* Records shown:
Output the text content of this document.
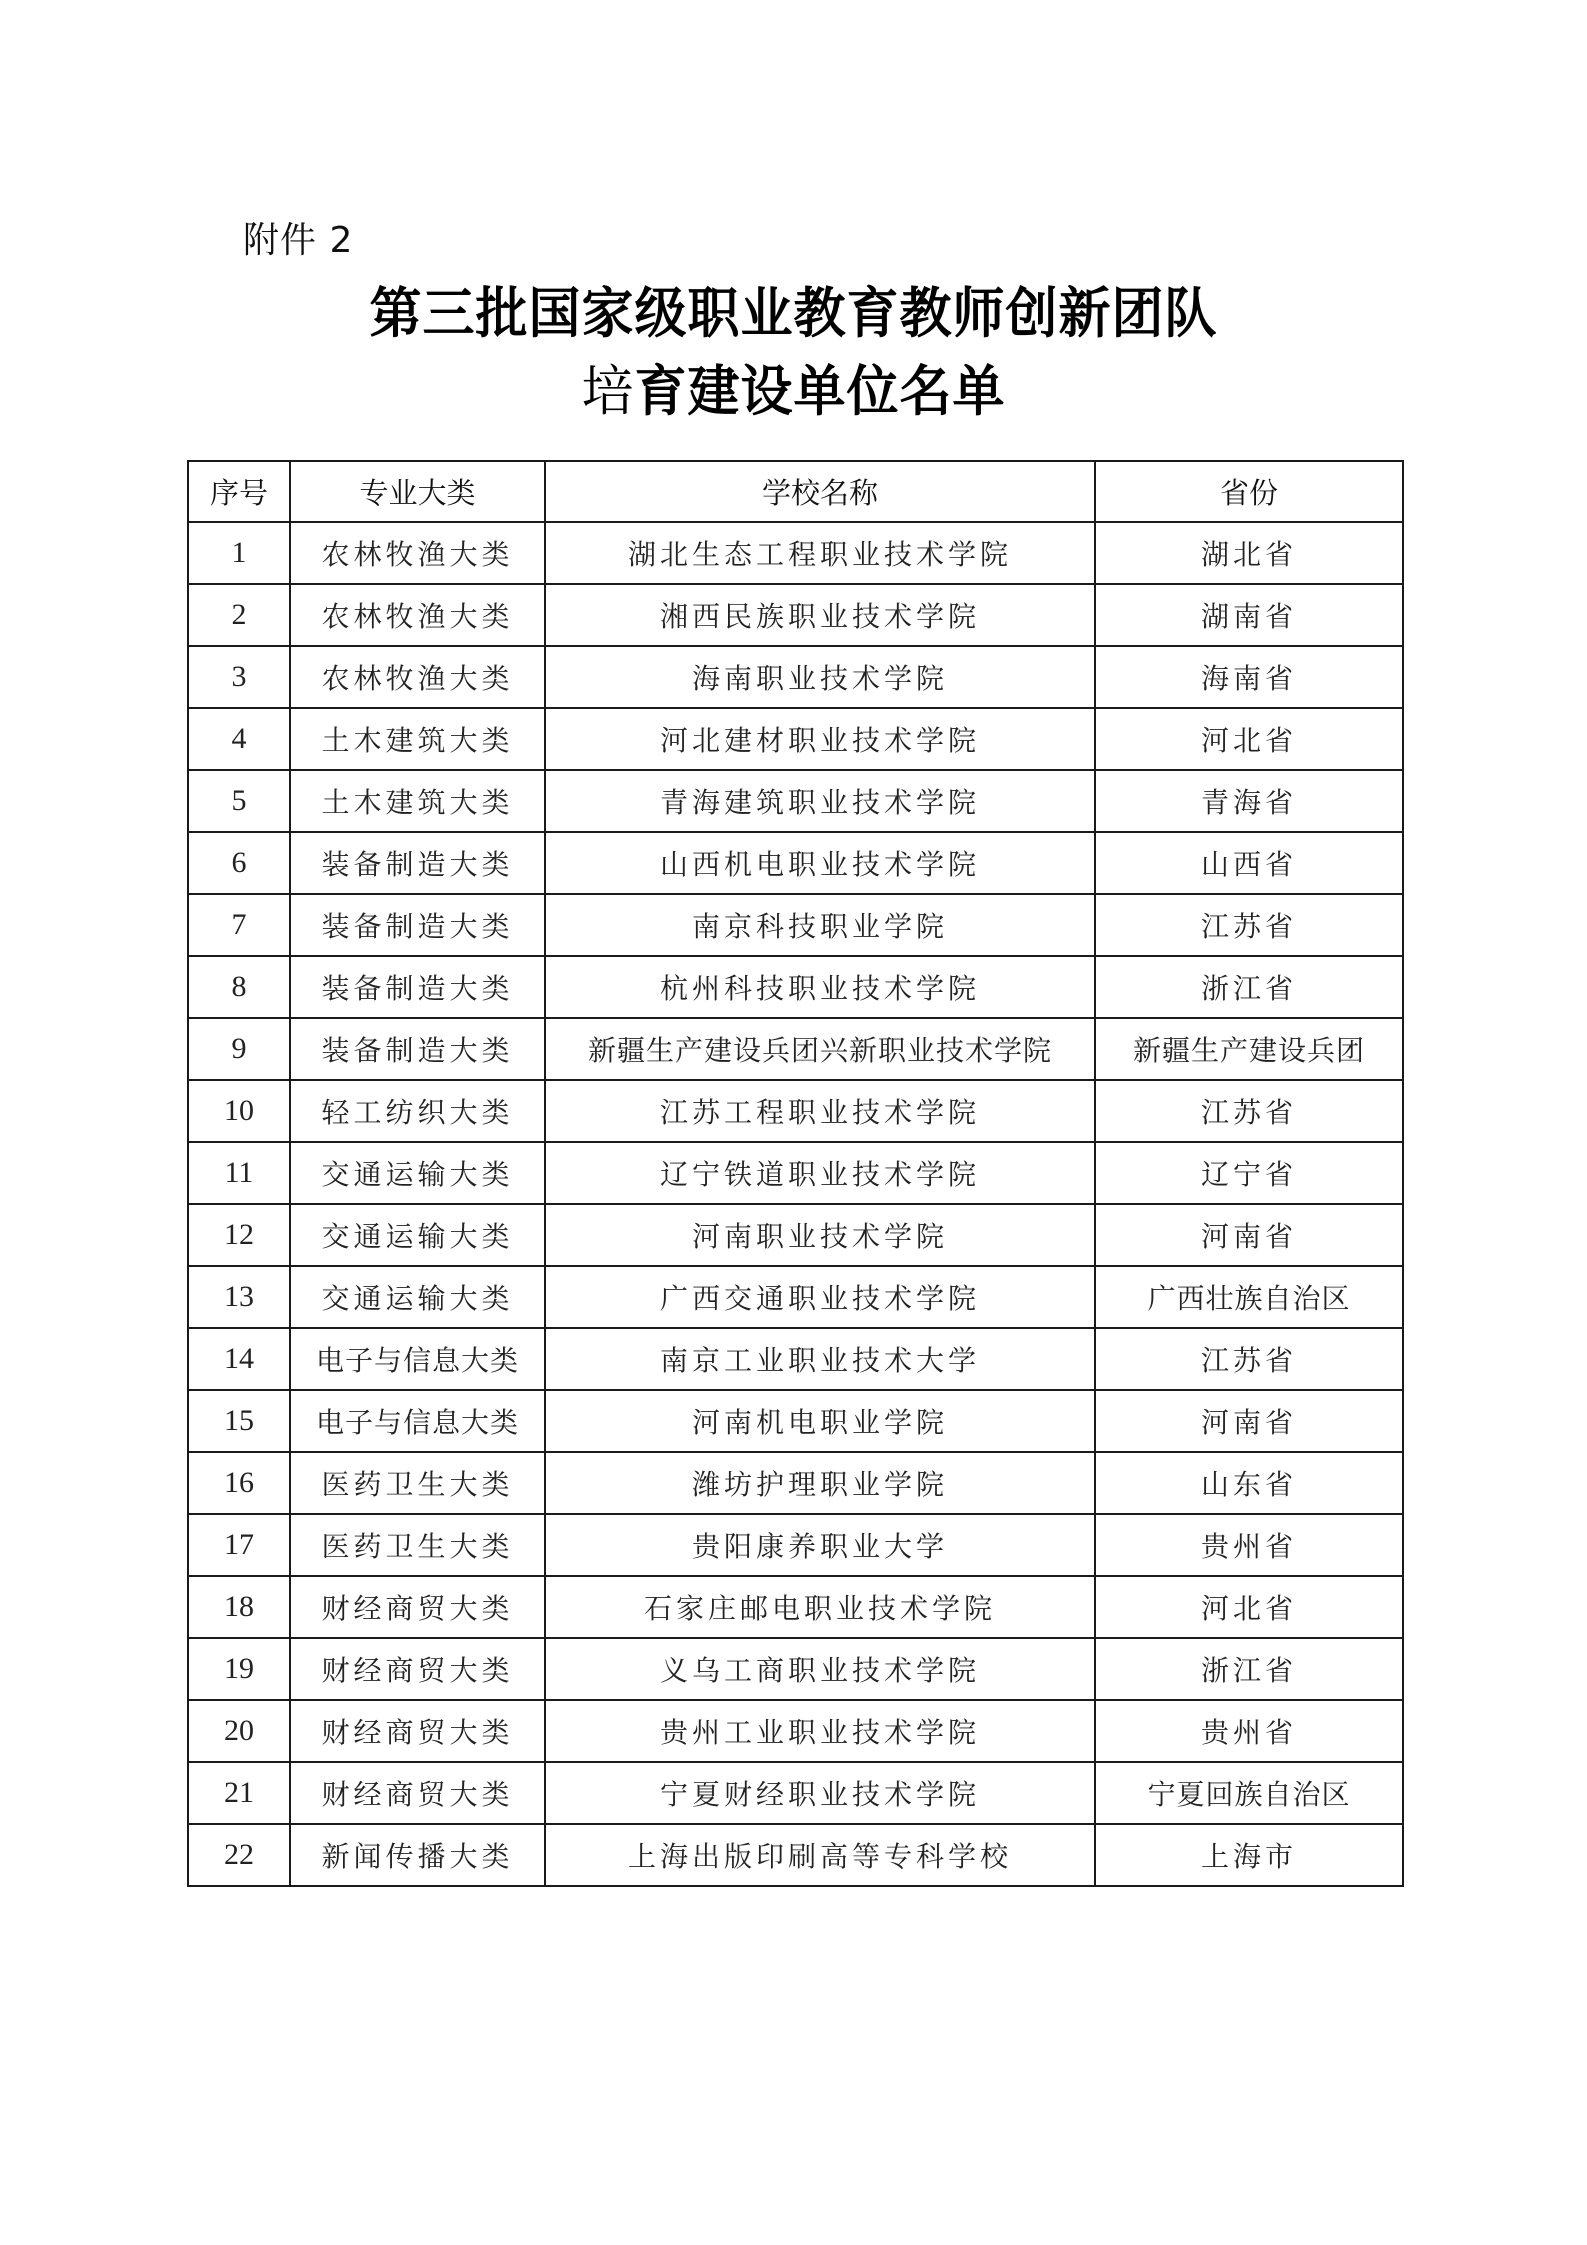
附件 2
第三批国家级职业教育教师创新团队
培育建设单位名单
序号	专业大类	学校名称	省份
1	农林牧渔大类	湖北生态工程职业技术学院	湖北省
2	农林牧渔大类	湘西民族职业技术学院	湖南省
3	农林牧渔大类	海南职业技术学院	海南省
4	土木建筑大类	河北建材职业技术学院	河北省
5	土木建筑大类	青海建筑职业技术学院	青海省
6	装备制造大类	山西机电职业技术学院	山西省
7	装备制造大类	南京科技职业学院	江苏省
8	装备制造大类	杭州科技职业技术学院	浙江省
9	装备制造大类	新疆生产建设兵团兴新职业技术学院	新疆生产建设兵团
10	轻工纺织大类	江苏工程职业技术学院	江苏省
11	交通运输大类	辽宁铁道职业技术学院	辽宁省
12	交通运输大类	河南职业技术学院	河南省
13	交通运输大类	广西交通职业技术学院	广西壮族自治区
14	电子与信息大类	南京工业职业技术大学	江苏省
15	电子与信息大类	河南机电职业学院	河南省
16	医药卫生大类	潍坊护理职业学院	山东省
17	医药卫生大类	贵阳康养职业大学	贵州省
18	财经商贸大类	石家庄邮电职业技术学院	河北省
19	财经商贸大类	义乌工商职业技术学院	浙江省
20	财经商贸大类	贵州工业职业技术学院	贵州省
21	财经商贸大类	宁夏财经职业技术学院	宁夏回族自治区
22	新闻传播大类	上海出版印刷高等专科学校	上海市
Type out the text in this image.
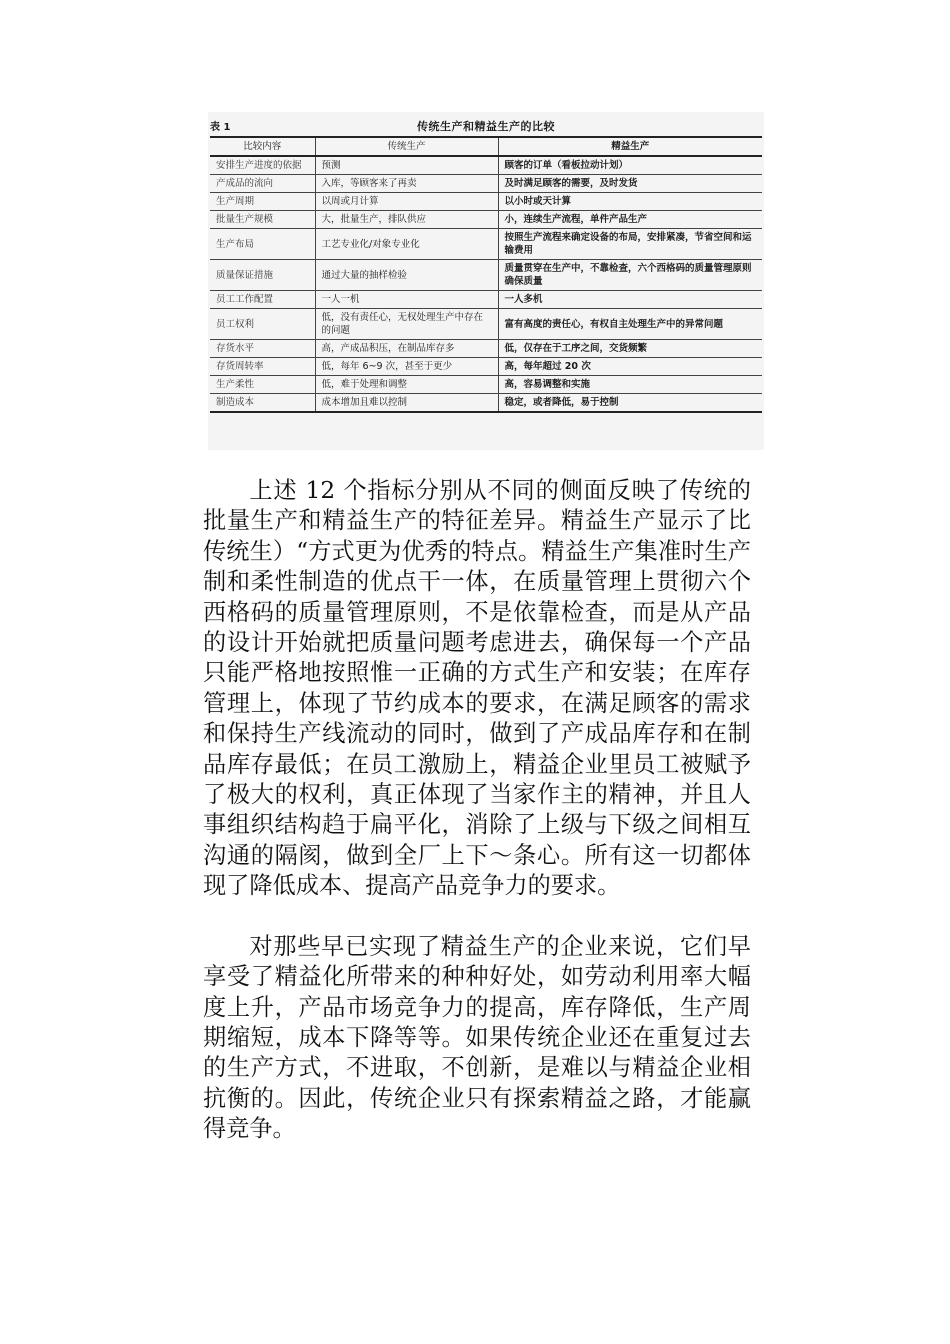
表 1	传统生产和精益生产的比较
比较内容	传统生产	精益生产
安排生产进度的依据	预测	顾客的订单（看板拉动计划）
产成品的流向	入库，等顾客来了再卖	及时满足顾客的需要，及时发货
生产周期	以周或月计算	以小时或天计算
批量生产规模	大，批量生产，排队供应	小，连续生产流程，单件产品生产
生产布局	工艺专业化/对象专业化	按照生产流程来确定设备的布局，安排紧凑，节省空间和运输费用
质量保证措施	通过大量的抽样检验	质量贯穿在生产中，不靠检查，六个西格码的质量管理原则确保质量
员工工作配置	一人一机	一人多机
员工权利	低，没有责任心，无权处理生产中存在的问题	富有高度的责任心，有权自主处理生产中的异常问题
存货水平	高，产成品积压，在制品库存多	低，仅存在于工序之间，交货频繁
存货周转率	低，每年 6~9 次，甚至于更少	高，每年超过 20 次
生产柔性	低，难于处理和调整	高，容易调整和实施
制造成本	成本增加且难以控制	稳定，或者降低，易于控制

上述 12 个指标分别从不同的侧面反映了传统的批量生产和精益生产的特征差异。精益生产显示了比传统生）“方式更为优秀的特点。精益生产集准时生产制和柔性制造的优点干一体，在质量管理上贯彻六个西格码的质量管理原则，不是依靠检查，而是从产品的设计开始就把质量问题考虑进去，确保每一个产品只能严格地按照惟一正确的方式生产和安装；在库存管理上，体现了节约成本的要求，在满足顾客的需求和保持生产线流动的同时，做到了产成品库存和在制品库存最低；在员工激励上，精益企业里员工被赋予了极大的权利，真正体现了当家作主的精神，并且人事组织结构趋于扁平化，消除了上级与下级之间相互沟通的隔阂，做到全厂上下～条心。所有这一切都体现了降低成本、提高产品竞争力的要求。

对那些早已实现了精益生产的企业来说，它们早享受了精益化所带来的种种好处，如劳动利用率大幅度上升，产品市场竞争力的提高，库存降低，生产周期缩短，成本下降等等。如果传统企业还在重复过去的生产方式，不进取，不创新，是难以与精益企业相抗衡的。因此，传统企业只有探索精益之路，才能赢得竞争。
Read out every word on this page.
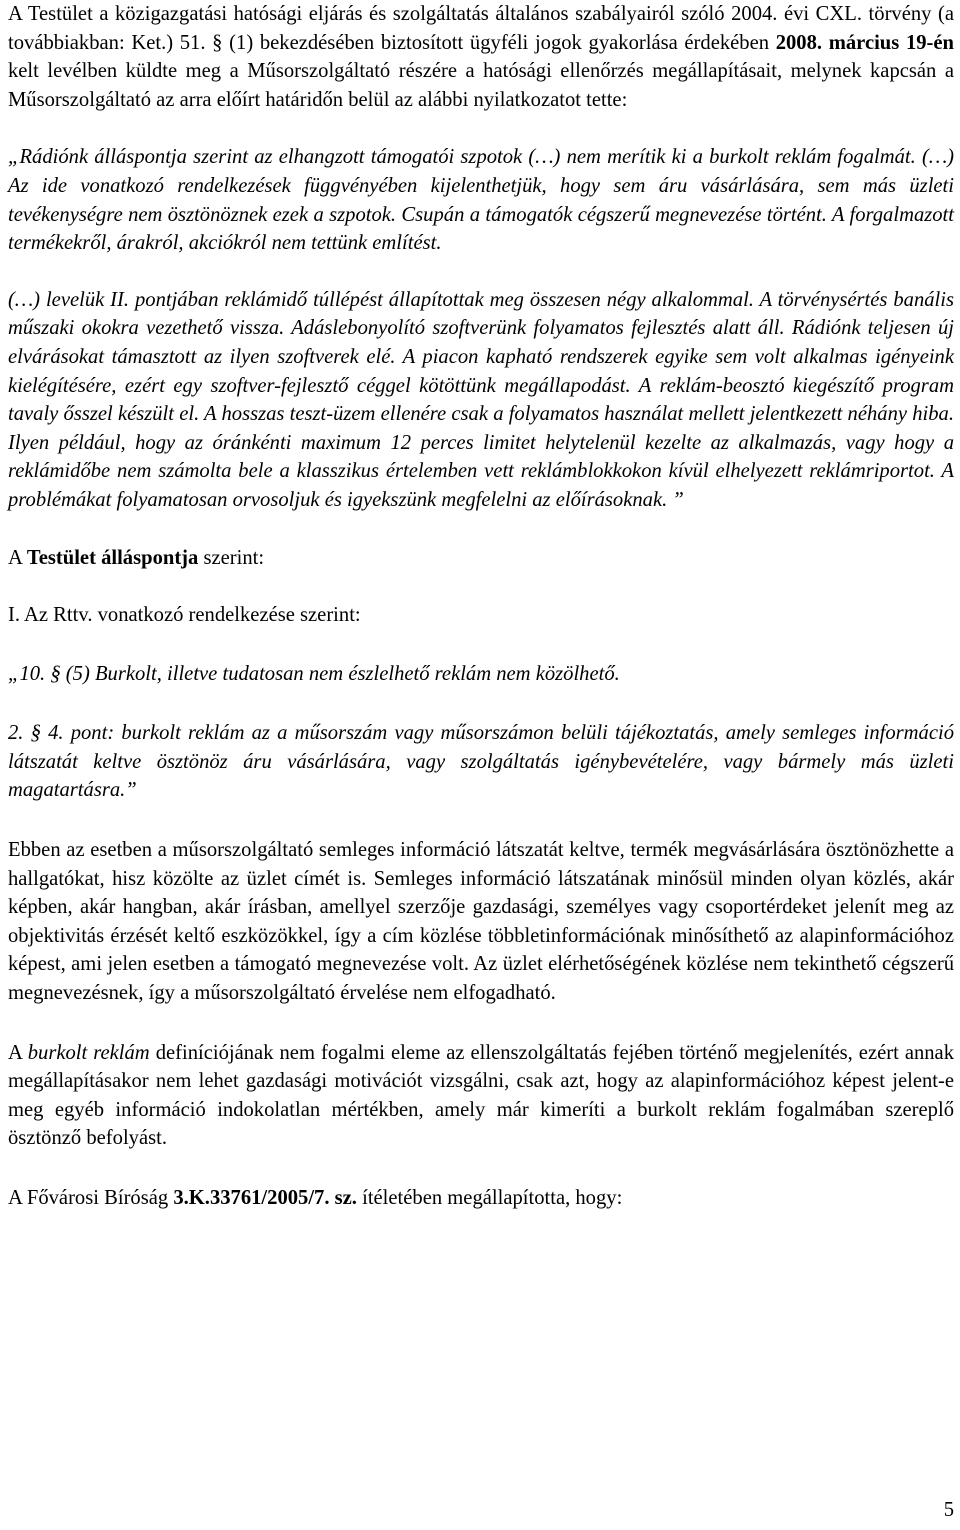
A Testület a közigazgatási hatósági eljárás és szolgáltatás általános szabályairól szóló 2004. évi CXL. törvény (a továbbiakban: Ket.) 51. § (1) bekezdésében biztosított ügyféli jogok gyakorlása érdekében 2008. március 19-én kelt levélben küldte meg a Műsorszolgáltató részére a hatósági ellenőrzés megállapításait, melynek kapcsán a Műsorszolgáltató az arra előírt határidőn belül az alábbi nyilatkozatot tette:

„Rádiónk álláspontja szerint az elhangzott támogatói szpotok (…) nem merítik ki a burkolt reklám fogalmát. (…) Az ide vonatkozó rendelkezések függvényében kijelenthetjük, hogy sem áru vásárlására, sem más üzleti tevékenységre nem ösztönöznek ezek a szpotok. Csupán a támogatók cégszerű megnevezése történt. A forgalmazott termékekről, árakról, akciókról nem tettünk említést.

(…) levelük II. pontjában reklámidő túllépést állapítottak meg összesen négy alkalommal. A törvénysértés banális műszaki okokra vezethető vissza. Adáslebonyolító szoftverünk folyamatos fejlesztés alatt áll. Rádiónk teljesen új elvárásokat támasztott az ilyen szoftverek elé. A piacon kapható rendszerek egyike sem volt alkalmas igényeink kielégítésére, ezért egy szoftver-fejlesztő céggel kötöttünk megállapodást. A reklám-beosztó kiegészítő program tavaly ősszel készült el. A hosszas teszt-üzem ellenére csak a folyamatos használat mellett jelentkezett néhány hiba. Ilyen például, hogy az óránkénti maximum 12 perces limitet helytelenül kezelte az alkalmazás, vagy hogy a reklámidőbe nem számolta bele a klasszikus értelemben vett reklámblokkokon kívül elhelyezett reklámriportot. A problémákat folyamatosan orvosoljuk és igyekszünk megfelelni az előírásoknak. ”

A Testület álláspontja szerint:

I. Az Rttv. vonatkozó rendelkezése szerint:

„10. § (5) Burkolt, illetve tudatosan nem észlelhető reklám nem közölhető.

2. § 4. pont: burkolt reklám az a műsorszám vagy műsorszámon belüli tájékoztatás, amely semleges információ látszatát keltve ösztönöz áru vásárlására, vagy szolgáltatás igénybevételére, vagy bármely más üzleti magatartásra.”

Ebben az esetben a műsorszolgáltató semleges információ látszatát keltve, termék megvásárlására ösztönözhette a hallgatókat, hisz közölte az üzlet címét is. Semleges információ látszatának minősül minden olyan közlés, akár képben, akár hangban, akár írásban, amellyel szerzője gazdasági, személyes vagy csoportérdeket jelenít meg az objektivitás érzését keltő eszközökkel, így a cím közlése többletinformációnak minősíthető az alapinformációhoz képest, ami jelen esetben a támogató megnevezése volt. Az üzlet elérhetőségének közlése nem tekinthető cégszerű megnevezésnek, így a műsorszolgáltató érvelése nem elfogadható.

A burkolt reklám definíciójának nem fogalmi eleme az ellenszolgáltatás fejében történő megjelenítés, ezért annak megállapításakor nem lehet gazdasági motivációt vizsgálni, csak azt, hogy az alapinformációhoz képest jelent-e meg egyéb információ indokolatlan mértékben, amely már kimeríti a burkolt reklám fogalmában szereplő ösztönző befolyást.

A Fővárosi Bíróság 3.K.33761/2005/7. sz. ítéletében megállapította, hogy:

5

* Required work:
All lines in the data that contain the word "医药卫生大类" should be copied.

* Exercise result:
16	医药卫生大类	潍坊护理职业学院	山东省
17	医药卫生大类	贵阳康养职业大学	贵州省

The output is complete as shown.